* [To do]:
Retype the listing that follows, word for word.

(Saved data entries)
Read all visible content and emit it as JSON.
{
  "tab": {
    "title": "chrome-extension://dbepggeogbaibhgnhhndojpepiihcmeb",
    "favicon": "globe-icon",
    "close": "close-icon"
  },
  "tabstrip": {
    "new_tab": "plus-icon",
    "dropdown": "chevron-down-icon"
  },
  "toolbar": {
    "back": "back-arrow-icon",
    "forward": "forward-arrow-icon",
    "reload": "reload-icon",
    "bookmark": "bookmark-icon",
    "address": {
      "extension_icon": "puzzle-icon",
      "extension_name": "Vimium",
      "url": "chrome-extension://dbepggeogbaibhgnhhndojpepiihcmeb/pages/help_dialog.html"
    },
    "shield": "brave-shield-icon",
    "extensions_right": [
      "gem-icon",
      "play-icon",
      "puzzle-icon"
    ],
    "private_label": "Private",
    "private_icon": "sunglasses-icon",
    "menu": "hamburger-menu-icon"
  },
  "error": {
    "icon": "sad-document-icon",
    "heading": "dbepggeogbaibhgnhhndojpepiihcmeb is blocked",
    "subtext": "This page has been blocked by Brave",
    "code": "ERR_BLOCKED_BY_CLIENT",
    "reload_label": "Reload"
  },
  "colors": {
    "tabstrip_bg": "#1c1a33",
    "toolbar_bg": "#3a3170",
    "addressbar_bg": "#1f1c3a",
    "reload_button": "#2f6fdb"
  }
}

* [Written answer]:
Read all visible content and emit it as JSON.
{
  "tab": {
    "title": "chrome-extension://dbepggeogbaibhgnhhndojpepiihcmeb",
    "favicon": "globe-icon",
    "close": "close-icon"
  },
  "tabstrip": {
    "new_tab": "plus-icon",
    "dropdown": "chevron-down-icon"
  },
  "toolbar": {
    "back": "back-arrow-icon",
    "forward": "forward-arrow-icon",
    "reload": "reload-icon",
    "bookmark": "bookmark-icon",
    "address": {
      "extension_icon": "puzzle-icon",
      "extension_name": "Vimium",
      "url": "chrome-extension://dbepggeogbaibhgnhhndojpepiihcmeb/pages/help_dialog.html"
    },
    "shield": "brave-shield-icon",
    "extensions_right": [
      "gem-icon",
      "play-icon",
      "puzzle-icon"
    ],
    "private_label": "Private",
    "private_icon": "sunglasses-icon",
    "menu": "hamburger-menu-icon"
  },
  "error": {
    "icon": "sad-document-icon",
    "heading": "dbepggeogbaibhgnhhndojpepiihcmeb is blocked",
    "subtext": "This page has been blocked by Brave",
    "code": "ERR_BLOCKED_BY_CLIENT",
    "reload_label": "Reload"
  },
  "colors": {
    "tabstrip_bg": "#1c1a33",
    "toolbar_bg": "#3a3170",
    "addressbar_bg": "#1f1c3a",
    "reload_button": "#2f6fdb"
  }
}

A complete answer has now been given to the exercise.